(Data listing)

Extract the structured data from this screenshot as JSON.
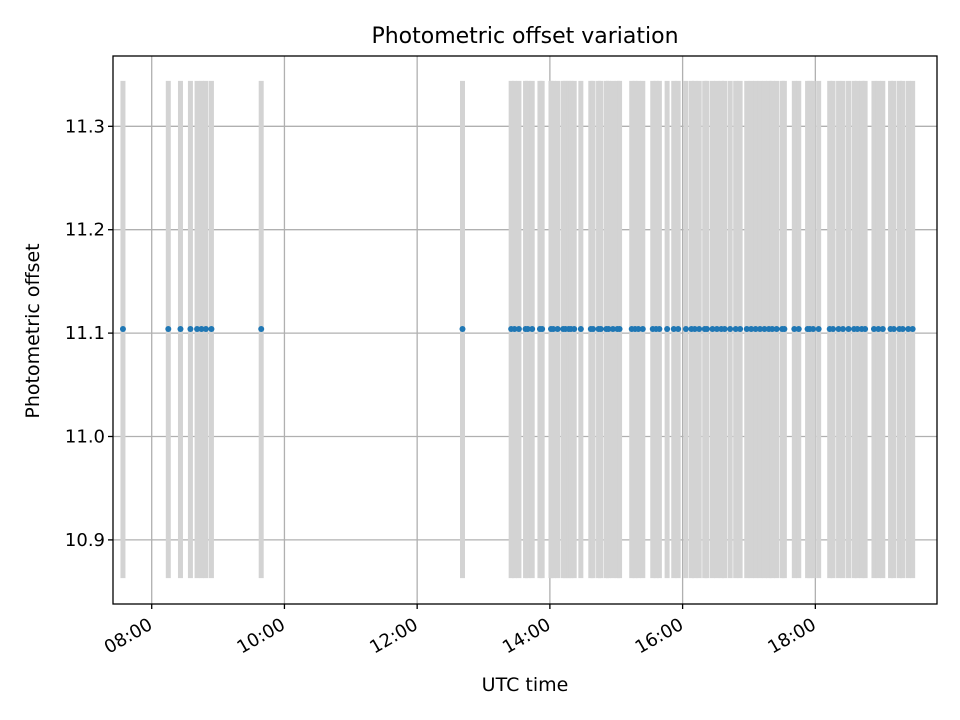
{
  "chart_data": {
    "type": "scatter",
    "title": "Photometric offset variation",
    "xlabel": "UTC time",
    "ylabel": "Photometric offset",
    "xlim": [
      "07:25",
      "19:50"
    ],
    "ylim": [
      10.838,
      11.368
    ],
    "x_ticks": [
      "08:00",
      "10:00",
      "12:00",
      "14:00",
      "16:00",
      "18:00"
    ],
    "y_ticks": [
      "10.9",
      "11.0",
      "11.1",
      "11.2",
      "11.3"
    ],
    "grid": true,
    "series": [
      {
        "marker": "point",
        "color": "#1f77b4",
        "x": [
          "07:34",
          "08:15",
          "08:26",
          "08:35",
          "08:41",
          "08:45",
          "08:49",
          "08:54",
          "09:39",
          "12:41",
          "13:25",
          "13:28",
          "13:32",
          "13:38",
          "13:40",
          "13:44",
          "13:51",
          "13:53",
          "14:01",
          "14:03",
          "14:07",
          "14:12",
          "14:14",
          "14:17",
          "14:19",
          "14:22",
          "14:28",
          "14:37",
          "14:39",
          "14:44",
          "14:46",
          "14:51",
          "14:53",
          "14:57",
          "15:01",
          "15:03",
          "15:14",
          "15:17",
          "15:20",
          "15:24",
          "15:33",
          "15:36",
          "15:39",
          "15:46",
          "15:52",
          "15:56",
          "16:03",
          "16:08",
          "16:11",
          "16:15",
          "16:20",
          "16:22",
          "16:27",
          "16:31",
          "16:35",
          "16:38",
          "16:43",
          "16:48",
          "16:52",
          "16:58",
          "17:02",
          "17:06",
          "17:10",
          "17:14",
          "17:18",
          "17:21",
          "17:25",
          "17:30",
          "17:32",
          "17:41",
          "17:45",
          "17:53",
          "17:55",
          "17:58",
          "18:03",
          "18:13",
          "18:16",
          "18:21",
          "18:25",
          "18:30",
          "18:35",
          "18:38",
          "18:42",
          "18:45",
          "18:53",
          "18:57",
          "19:01",
          "19:08",
          "19:11",
          "19:16",
          "19:19",
          "19:24",
          "19:28"
        ],
        "y": [
          11.104,
          11.104,
          11.104,
          11.104,
          11.104,
          11.104,
          11.104,
          11.104,
          11.104,
          11.104,
          11.104,
          11.104,
          11.104,
          11.104,
          11.104,
          11.104,
          11.104,
          11.104,
          11.104,
          11.104,
          11.104,
          11.104,
          11.104,
          11.104,
          11.104,
          11.104,
          11.104,
          11.104,
          11.104,
          11.104,
          11.104,
          11.104,
          11.104,
          11.104,
          11.104,
          11.104,
          11.104,
          11.104,
          11.104,
          11.104,
          11.104,
          11.104,
          11.104,
          11.104,
          11.104,
          11.104,
          11.104,
          11.104,
          11.104,
          11.104,
          11.104,
          11.104,
          11.104,
          11.104,
          11.104,
          11.104,
          11.104,
          11.104,
          11.104,
          11.104,
          11.104,
          11.104,
          11.104,
          11.104,
          11.104,
          11.104,
          11.104,
          11.104,
          11.104,
          11.104,
          11.104,
          11.104,
          11.104,
          11.104,
          11.104,
          11.104,
          11.104,
          11.104,
          11.104,
          11.104,
          11.104,
          11.104,
          11.104,
          11.104,
          11.104,
          11.104,
          11.104,
          11.104,
          11.104,
          11.104,
          11.104,
          11.104,
          11.104
        ],
        "yerr_low": 10.863,
        "yerr_high": 11.344,
        "errorbar_color": "#d3d3d3"
      }
    ]
  }
}
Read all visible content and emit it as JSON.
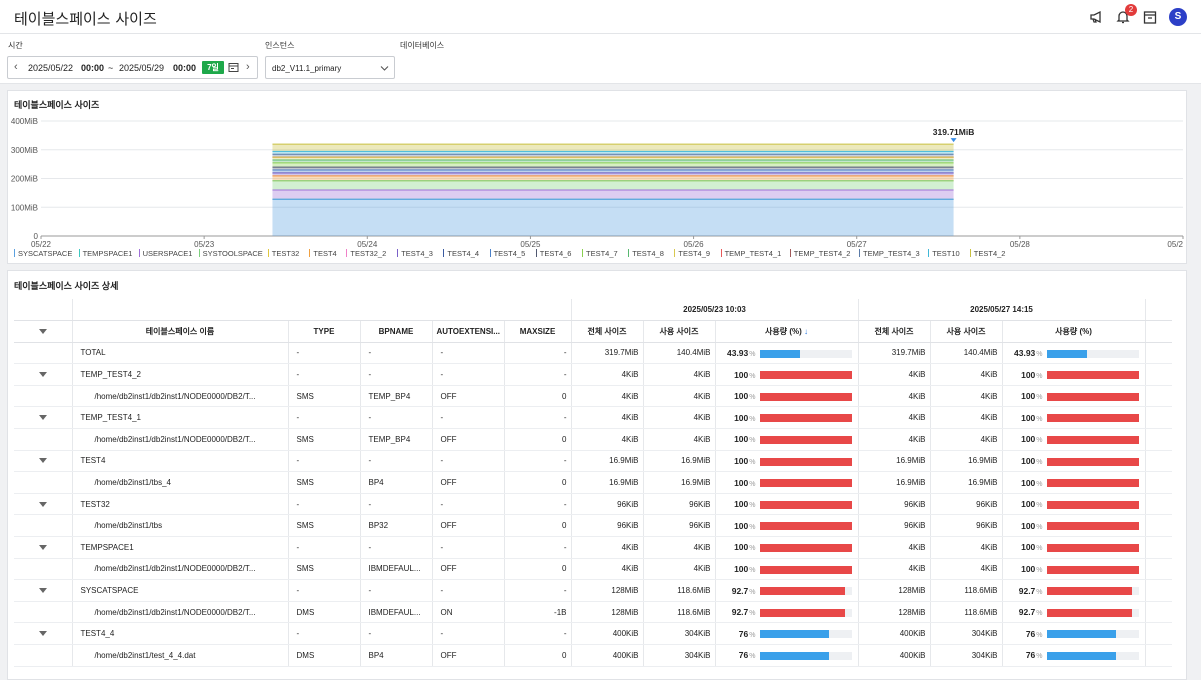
{
  "header": {
    "title": "테이블스페이스 사이즈",
    "badge": "2",
    "avatar": "S"
  },
  "filters": {
    "time_label": "시간",
    "instance_label": "인스턴스",
    "database_label": "데이터베이스",
    "start_date": "2025/05/22",
    "start_time": "00:00",
    "tilde": "~",
    "end_date": "2025/05/29",
    "end_time": "00:00",
    "range_chip": "7일",
    "instance_value": "db2_V11.1_primary"
  },
  "chart": {
    "title": "테이블스페이스 사이즈",
    "peak_label": "319.71MiB"
  },
  "chart_data": {
    "type": "area",
    "title": "테이블스페이스 사이즈",
    "x_ticks": [
      "05/22",
      "05/23",
      "05/24",
      "05/25",
      "05/26",
      "05/27",
      "05/28",
      "05/2"
    ],
    "y_ticks": [
      "0",
      "100MiB",
      "200MiB",
      "300MiB",
      "400MiB"
    ],
    "ylim": [
      0,
      400
    ],
    "x_range": [
      "05/23 10:03",
      "05/27 14:15"
    ],
    "series": [
      {
        "name": "SYSCATSPACE",
        "color": "#5aa0e0",
        "value": 128
      },
      {
        "name": "TEMPSPACE1",
        "color": "#3ec8c0",
        "value": 0.004
      },
      {
        "name": "USERSPACE1",
        "color": "#9f6fd8",
        "value": 32
      },
      {
        "name": "SYSTOOLSPACE",
        "color": "#7ed07e",
        "value": 32
      },
      {
        "name": "TEST32",
        "color": "#e0c840",
        "value": 0.1
      },
      {
        "name": "TEST4",
        "color": "#f0a040",
        "value": 16.9
      },
      {
        "name": "TEST32_2",
        "color": "#f080c8",
        "value": 0.1
      },
      {
        "name": "TEST4_3",
        "color": "#7a60c8",
        "value": 10
      },
      {
        "name": "TEST4_4",
        "color": "#3a5aa0",
        "value": 0.4
      },
      {
        "name": "TEST4_5",
        "color": "#4a80c8",
        "value": 10
      },
      {
        "name": "TEST4_6",
        "color": "#505870",
        "value": 10
      },
      {
        "name": "TEST4_7",
        "color": "#8ad050",
        "value": 15
      },
      {
        "name": "TEST4_8",
        "color": "#58b870",
        "value": 10
      },
      {
        "name": "TEST4_9",
        "color": "#d8c850",
        "value": 10
      },
      {
        "name": "TEMP_TEST4_1",
        "color": "#e85858",
        "value": 0.004
      },
      {
        "name": "TEMP_TEST4_2",
        "color": "#a05a5a",
        "value": 0.004
      },
      {
        "name": "TEMP_TEST4_3",
        "color": "#5a7aa8",
        "value": 10
      },
      {
        "name": "TEST10",
        "color": "#40b8d8",
        "value": 10
      },
      {
        "name": "TEST4_2",
        "color": "#c8c040",
        "value": 25
      }
    ],
    "total_peak": 319.71
  },
  "table": {
    "title": "테이블스페이스 사이즈 상세",
    "group1": "2025/05/23 10:03",
    "group2": "2025/05/27 14:15",
    "headers": {
      "name": "테이블스페이스 이름",
      "type": "TYPE",
      "bpname": "BPNAME",
      "autoext": "AUTOEXTENSI...",
      "maxsize": "MAXSIZE",
      "total": "전체 사이즈",
      "used": "사용 사이즈",
      "usage": "사용량 (%)",
      "sort": "↓"
    },
    "pct_unit": "%",
    "rows": [
      {
        "name": "TOTAL",
        "type": "-",
        "bp": "-",
        "auto": "-",
        "max": "-",
        "t1": "319.7MiB",
        "u1": "140.4MiB",
        "p1": "43.93",
        "f1": 0.4393,
        "c1": "#3aa0ea",
        "t2": "319.7MiB",
        "u2": "140.4MiB",
        "p2": "43.93",
        "f2": 0.4393,
        "c2": "#3aa0ea",
        "toggle": false,
        "child": false
      },
      {
        "name": "TEMP_TEST4_2",
        "type": "-",
        "bp": "-",
        "auto": "-",
        "max": "-",
        "t1": "4KiB",
        "u1": "4KiB",
        "p1": "100",
        "f1": 1,
        "c1": "#e84848",
        "t2": "4KiB",
        "u2": "4KiB",
        "p2": "100",
        "f2": 1,
        "c2": "#e84848",
        "toggle": true,
        "child": false
      },
      {
        "name": "/home/db2inst1/db2inst1/NODE0000/DB2/T...",
        "type": "SMS",
        "bp": "TEMP_BP4",
        "auto": "OFF",
        "max": "0",
        "t1": "4KiB",
        "u1": "4KiB",
        "p1": "100",
        "f1": 1,
        "c1": "#e84848",
        "t2": "4KiB",
        "u2": "4KiB",
        "p2": "100",
        "f2": 1,
        "c2": "#e84848",
        "toggle": false,
        "child": true
      },
      {
        "name": "TEMP_TEST4_1",
        "type": "-",
        "bp": "-",
        "auto": "-",
        "max": "-",
        "t1": "4KiB",
        "u1": "4KiB",
        "p1": "100",
        "f1": 1,
        "c1": "#e84848",
        "t2": "4KiB",
        "u2": "4KiB",
        "p2": "100",
        "f2": 1,
        "c2": "#e84848",
        "toggle": true,
        "child": false
      },
      {
        "name": "/home/db2inst1/db2inst1/NODE0000/DB2/T...",
        "type": "SMS",
        "bp": "TEMP_BP4",
        "auto": "OFF",
        "max": "0",
        "t1": "4KiB",
        "u1": "4KiB",
        "p1": "100",
        "f1": 1,
        "c1": "#e84848",
        "t2": "4KiB",
        "u2": "4KiB",
        "p2": "100",
        "f2": 1,
        "c2": "#e84848",
        "toggle": false,
        "child": true
      },
      {
        "name": "TEST4",
        "type": "-",
        "bp": "-",
        "auto": "-",
        "max": "-",
        "t1": "16.9MiB",
        "u1": "16.9MiB",
        "p1": "100",
        "f1": 1,
        "c1": "#e84848",
        "t2": "16.9MiB",
        "u2": "16.9MiB",
        "p2": "100",
        "f2": 1,
        "c2": "#e84848",
        "toggle": true,
        "child": false
      },
      {
        "name": "/home/db2inst1/tbs_4",
        "type": "SMS",
        "bp": "BP4",
        "auto": "OFF",
        "max": "0",
        "t1": "16.9MiB",
        "u1": "16.9MiB",
        "p1": "100",
        "f1": 1,
        "c1": "#e84848",
        "t2": "16.9MiB",
        "u2": "16.9MiB",
        "p2": "100",
        "f2": 1,
        "c2": "#e84848",
        "toggle": false,
        "child": true
      },
      {
        "name": "TEST32",
        "type": "-",
        "bp": "-",
        "auto": "-",
        "max": "-",
        "t1": "96KiB",
        "u1": "96KiB",
        "p1": "100",
        "f1": 1,
        "c1": "#e84848",
        "t2": "96KiB",
        "u2": "96KiB",
        "p2": "100",
        "f2": 1,
        "c2": "#e84848",
        "toggle": true,
        "child": false
      },
      {
        "name": "/home/db2inst1/tbs",
        "type": "SMS",
        "bp": "BP32",
        "auto": "OFF",
        "max": "0",
        "t1": "96KiB",
        "u1": "96KiB",
        "p1": "100",
        "f1": 1,
        "c1": "#e84848",
        "t2": "96KiB",
        "u2": "96KiB",
        "p2": "100",
        "f2": 1,
        "c2": "#e84848",
        "toggle": false,
        "child": true
      },
      {
        "name": "TEMPSPACE1",
        "type": "-",
        "bp": "-",
        "auto": "-",
        "max": "-",
        "t1": "4KiB",
        "u1": "4KiB",
        "p1": "100",
        "f1": 1,
        "c1": "#e84848",
        "t2": "4KiB",
        "u2": "4KiB",
        "p2": "100",
        "f2": 1,
        "c2": "#e84848",
        "toggle": true,
        "child": false
      },
      {
        "name": "/home/db2inst1/db2inst1/NODE0000/DB2/T...",
        "type": "SMS",
        "bp": "IBMDEFAUL...",
        "auto": "OFF",
        "max": "0",
        "t1": "4KiB",
        "u1": "4KiB",
        "p1": "100",
        "f1": 1,
        "c1": "#e84848",
        "t2": "4KiB",
        "u2": "4KiB",
        "p2": "100",
        "f2": 1,
        "c2": "#e84848",
        "toggle": false,
        "child": true
      },
      {
        "name": "SYSCATSPACE",
        "type": "-",
        "bp": "-",
        "auto": "-",
        "max": "-",
        "t1": "128MiB",
        "u1": "118.6MiB",
        "p1": "92.7",
        "f1": 0.927,
        "c1": "#e84848",
        "t2": "128MiB",
        "u2": "118.6MiB",
        "p2": "92.7",
        "f2": 0.927,
        "c2": "#e84848",
        "toggle": true,
        "child": false
      },
      {
        "name": "/home/db2inst1/db2inst1/NODE0000/DB2/T...",
        "type": "DMS",
        "bp": "IBMDEFAUL...",
        "auto": "ON",
        "max": "-1B",
        "t1": "128MiB",
        "u1": "118.6MiB",
        "p1": "92.7",
        "f1": 0.927,
        "c1": "#e84848",
        "t2": "128MiB",
        "u2": "118.6MiB",
        "p2": "92.7",
        "f2": 0.927,
        "c2": "#e84848",
        "toggle": false,
        "child": true
      },
      {
        "name": "TEST4_4",
        "type": "-",
        "bp": "-",
        "auto": "-",
        "max": "-",
        "t1": "400KiB",
        "u1": "304KiB",
        "p1": "76",
        "f1": 0.76,
        "c1": "#3aa0ea",
        "t2": "400KiB",
        "u2": "304KiB",
        "p2": "76",
        "f2": 0.76,
        "c2": "#3aa0ea",
        "toggle": true,
        "child": false
      },
      {
        "name": "/home/db2inst1/test_4_4.dat",
        "type": "DMS",
        "bp": "BP4",
        "auto": "OFF",
        "max": "0",
        "t1": "400KiB",
        "u1": "304KiB",
        "p1": "76",
        "f1": 0.76,
        "c1": "#3aa0ea",
        "t2": "400KiB",
        "u2": "304KiB",
        "p2": "76",
        "f2": 0.76,
        "c2": "#3aa0ea",
        "toggle": false,
        "child": true
      }
    ]
  }
}
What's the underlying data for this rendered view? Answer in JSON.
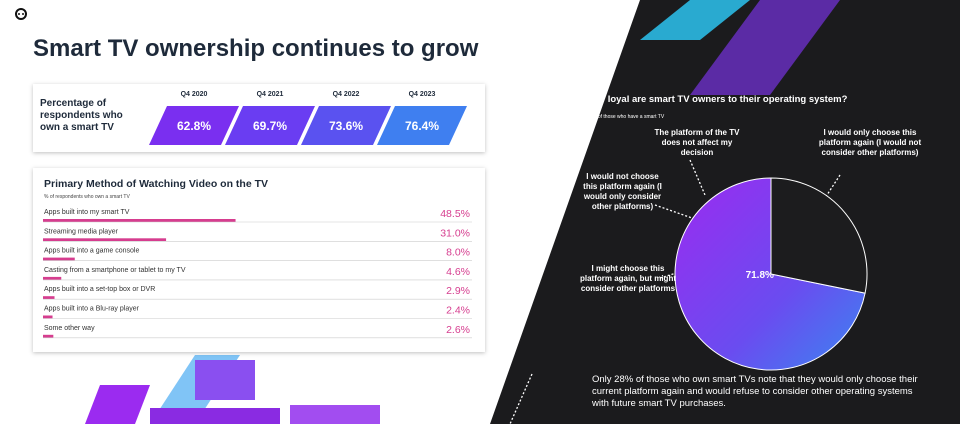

- **GOAL OF THE EXERCISE**:
Select and copy every line of the material that holds the string "Photometric".

- **RESPONSE TO THE TASK**:
    "title": "Photometric offset variation",
    "ylabel": "Photometric offset",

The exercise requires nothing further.